*Stated goal*. Locate each line with the string "warranty" in the listing below and copy it.

Data extracted from a collection:

--- begin ---

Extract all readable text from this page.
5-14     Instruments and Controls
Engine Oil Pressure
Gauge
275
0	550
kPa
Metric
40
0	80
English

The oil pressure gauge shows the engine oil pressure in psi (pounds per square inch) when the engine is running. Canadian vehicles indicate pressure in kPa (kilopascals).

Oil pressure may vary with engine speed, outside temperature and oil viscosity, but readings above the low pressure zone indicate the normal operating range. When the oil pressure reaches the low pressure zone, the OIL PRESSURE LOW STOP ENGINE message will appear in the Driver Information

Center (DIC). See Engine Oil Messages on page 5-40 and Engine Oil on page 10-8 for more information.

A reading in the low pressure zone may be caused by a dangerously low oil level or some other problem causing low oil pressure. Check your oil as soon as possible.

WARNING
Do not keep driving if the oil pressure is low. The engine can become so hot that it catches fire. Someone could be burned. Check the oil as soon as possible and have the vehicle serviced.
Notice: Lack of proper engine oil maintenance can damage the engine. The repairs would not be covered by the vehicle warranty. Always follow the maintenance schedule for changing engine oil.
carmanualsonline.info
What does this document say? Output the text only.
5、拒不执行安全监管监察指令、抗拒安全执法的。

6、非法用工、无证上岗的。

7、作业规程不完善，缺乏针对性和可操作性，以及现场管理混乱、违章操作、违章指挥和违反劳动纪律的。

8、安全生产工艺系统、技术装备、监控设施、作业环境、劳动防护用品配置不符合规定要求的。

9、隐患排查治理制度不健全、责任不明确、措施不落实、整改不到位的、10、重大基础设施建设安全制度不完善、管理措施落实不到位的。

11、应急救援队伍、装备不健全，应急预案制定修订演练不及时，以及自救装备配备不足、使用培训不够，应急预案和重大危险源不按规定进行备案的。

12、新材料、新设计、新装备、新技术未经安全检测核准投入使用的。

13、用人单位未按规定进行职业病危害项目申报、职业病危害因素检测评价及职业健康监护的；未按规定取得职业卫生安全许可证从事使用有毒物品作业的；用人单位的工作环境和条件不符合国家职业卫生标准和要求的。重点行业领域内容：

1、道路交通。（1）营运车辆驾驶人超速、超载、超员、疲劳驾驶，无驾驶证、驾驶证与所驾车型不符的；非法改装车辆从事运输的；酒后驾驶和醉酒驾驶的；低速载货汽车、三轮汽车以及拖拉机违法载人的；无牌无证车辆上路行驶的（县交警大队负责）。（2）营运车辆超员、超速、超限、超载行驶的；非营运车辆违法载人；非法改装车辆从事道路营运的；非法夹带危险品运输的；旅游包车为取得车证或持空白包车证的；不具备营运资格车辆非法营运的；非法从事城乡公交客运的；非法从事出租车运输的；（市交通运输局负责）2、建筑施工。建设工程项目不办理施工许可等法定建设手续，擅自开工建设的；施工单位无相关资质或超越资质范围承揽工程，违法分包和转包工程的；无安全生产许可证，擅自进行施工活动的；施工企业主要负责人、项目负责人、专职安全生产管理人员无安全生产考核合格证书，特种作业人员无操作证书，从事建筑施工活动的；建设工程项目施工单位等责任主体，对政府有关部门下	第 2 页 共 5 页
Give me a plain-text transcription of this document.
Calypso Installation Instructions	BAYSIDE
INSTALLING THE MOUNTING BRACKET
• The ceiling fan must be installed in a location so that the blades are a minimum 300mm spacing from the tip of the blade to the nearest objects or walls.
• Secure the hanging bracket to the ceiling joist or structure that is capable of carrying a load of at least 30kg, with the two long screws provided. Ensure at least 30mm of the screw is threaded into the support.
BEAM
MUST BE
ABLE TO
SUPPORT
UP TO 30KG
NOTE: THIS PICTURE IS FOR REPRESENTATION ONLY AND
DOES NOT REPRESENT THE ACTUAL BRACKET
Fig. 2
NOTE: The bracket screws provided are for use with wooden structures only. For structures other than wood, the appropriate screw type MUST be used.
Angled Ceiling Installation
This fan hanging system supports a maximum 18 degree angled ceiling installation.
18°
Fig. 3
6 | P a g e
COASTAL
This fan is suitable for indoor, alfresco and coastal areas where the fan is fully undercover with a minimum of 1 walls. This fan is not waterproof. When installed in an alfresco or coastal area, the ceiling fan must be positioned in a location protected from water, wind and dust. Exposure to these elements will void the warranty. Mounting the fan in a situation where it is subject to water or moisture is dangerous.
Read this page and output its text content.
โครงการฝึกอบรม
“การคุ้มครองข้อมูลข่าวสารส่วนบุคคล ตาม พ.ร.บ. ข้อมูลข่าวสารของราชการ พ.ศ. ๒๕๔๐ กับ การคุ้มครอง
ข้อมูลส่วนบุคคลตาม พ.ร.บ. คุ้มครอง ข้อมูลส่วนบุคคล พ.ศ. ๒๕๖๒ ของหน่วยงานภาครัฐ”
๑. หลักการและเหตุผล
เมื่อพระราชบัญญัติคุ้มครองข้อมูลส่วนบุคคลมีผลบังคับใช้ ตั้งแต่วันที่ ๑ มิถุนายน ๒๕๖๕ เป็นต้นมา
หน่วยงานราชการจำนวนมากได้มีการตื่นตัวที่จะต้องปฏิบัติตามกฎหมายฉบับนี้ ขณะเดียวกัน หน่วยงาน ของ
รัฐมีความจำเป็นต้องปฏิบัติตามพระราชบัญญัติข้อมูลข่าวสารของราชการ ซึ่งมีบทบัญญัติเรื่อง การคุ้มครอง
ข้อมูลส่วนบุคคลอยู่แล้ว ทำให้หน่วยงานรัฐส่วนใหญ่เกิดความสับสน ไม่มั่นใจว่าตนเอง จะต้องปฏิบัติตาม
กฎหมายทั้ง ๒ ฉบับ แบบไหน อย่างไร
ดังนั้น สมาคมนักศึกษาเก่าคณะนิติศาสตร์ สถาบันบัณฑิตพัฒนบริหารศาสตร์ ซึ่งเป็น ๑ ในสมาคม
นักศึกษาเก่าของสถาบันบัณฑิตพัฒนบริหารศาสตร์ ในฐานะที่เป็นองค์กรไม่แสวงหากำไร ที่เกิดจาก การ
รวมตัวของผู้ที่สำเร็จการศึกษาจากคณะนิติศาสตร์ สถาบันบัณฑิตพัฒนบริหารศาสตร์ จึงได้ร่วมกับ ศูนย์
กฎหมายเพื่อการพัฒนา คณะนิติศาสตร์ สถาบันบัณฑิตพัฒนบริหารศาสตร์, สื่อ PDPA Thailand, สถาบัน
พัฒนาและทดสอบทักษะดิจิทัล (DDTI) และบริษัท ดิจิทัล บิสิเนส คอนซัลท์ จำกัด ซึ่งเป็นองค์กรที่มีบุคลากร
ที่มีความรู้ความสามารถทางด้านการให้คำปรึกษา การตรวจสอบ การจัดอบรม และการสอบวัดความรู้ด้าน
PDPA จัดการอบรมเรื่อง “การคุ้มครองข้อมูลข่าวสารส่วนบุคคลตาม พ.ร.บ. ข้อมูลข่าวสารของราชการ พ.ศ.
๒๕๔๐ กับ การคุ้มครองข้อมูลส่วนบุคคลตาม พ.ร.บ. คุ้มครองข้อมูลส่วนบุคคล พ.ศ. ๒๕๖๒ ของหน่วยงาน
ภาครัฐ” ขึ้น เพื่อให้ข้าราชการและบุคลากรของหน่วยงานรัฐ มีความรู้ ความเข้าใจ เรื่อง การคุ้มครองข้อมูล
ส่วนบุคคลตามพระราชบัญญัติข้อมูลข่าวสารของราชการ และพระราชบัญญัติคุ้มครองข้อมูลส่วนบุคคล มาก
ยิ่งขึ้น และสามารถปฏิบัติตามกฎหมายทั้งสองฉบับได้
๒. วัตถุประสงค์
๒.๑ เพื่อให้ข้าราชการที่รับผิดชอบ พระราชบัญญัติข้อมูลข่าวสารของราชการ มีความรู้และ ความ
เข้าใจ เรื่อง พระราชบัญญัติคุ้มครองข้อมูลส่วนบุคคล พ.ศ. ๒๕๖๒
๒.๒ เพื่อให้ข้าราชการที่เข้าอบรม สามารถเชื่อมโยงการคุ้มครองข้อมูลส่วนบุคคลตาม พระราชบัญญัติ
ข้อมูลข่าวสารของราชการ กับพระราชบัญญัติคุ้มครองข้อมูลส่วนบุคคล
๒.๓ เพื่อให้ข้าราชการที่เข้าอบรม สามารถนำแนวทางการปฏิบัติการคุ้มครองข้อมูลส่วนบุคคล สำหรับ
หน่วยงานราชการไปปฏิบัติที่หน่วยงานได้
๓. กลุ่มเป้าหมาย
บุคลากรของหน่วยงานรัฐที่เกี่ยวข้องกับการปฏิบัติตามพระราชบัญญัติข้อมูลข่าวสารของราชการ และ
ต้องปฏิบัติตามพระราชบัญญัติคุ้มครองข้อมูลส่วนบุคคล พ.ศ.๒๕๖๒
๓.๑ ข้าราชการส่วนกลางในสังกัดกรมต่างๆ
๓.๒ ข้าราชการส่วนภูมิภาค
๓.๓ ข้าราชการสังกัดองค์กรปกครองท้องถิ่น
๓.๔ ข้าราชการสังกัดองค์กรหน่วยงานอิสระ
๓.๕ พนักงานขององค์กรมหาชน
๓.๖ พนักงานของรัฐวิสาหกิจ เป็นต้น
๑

--- end ---

*Result*.
Notice: Lack of proper engine oil maintenance can damage the engine. The repairs would not be covered by the vehicle warranty. Always follow the maintenance schedule for changing engine oil.
This fan is suitable for indoor, alfresco and coastal areas where the fan is fully undercover with a minimum of 1 walls. This fan is not waterproof. When installed in an alfresco or coastal area, the ceiling fan must be positioned in a location protected from water, wind and dust. Exposure to these elements will void the warranty. Mounting the fan in a situation where it is subject to water or moisture is dangerous.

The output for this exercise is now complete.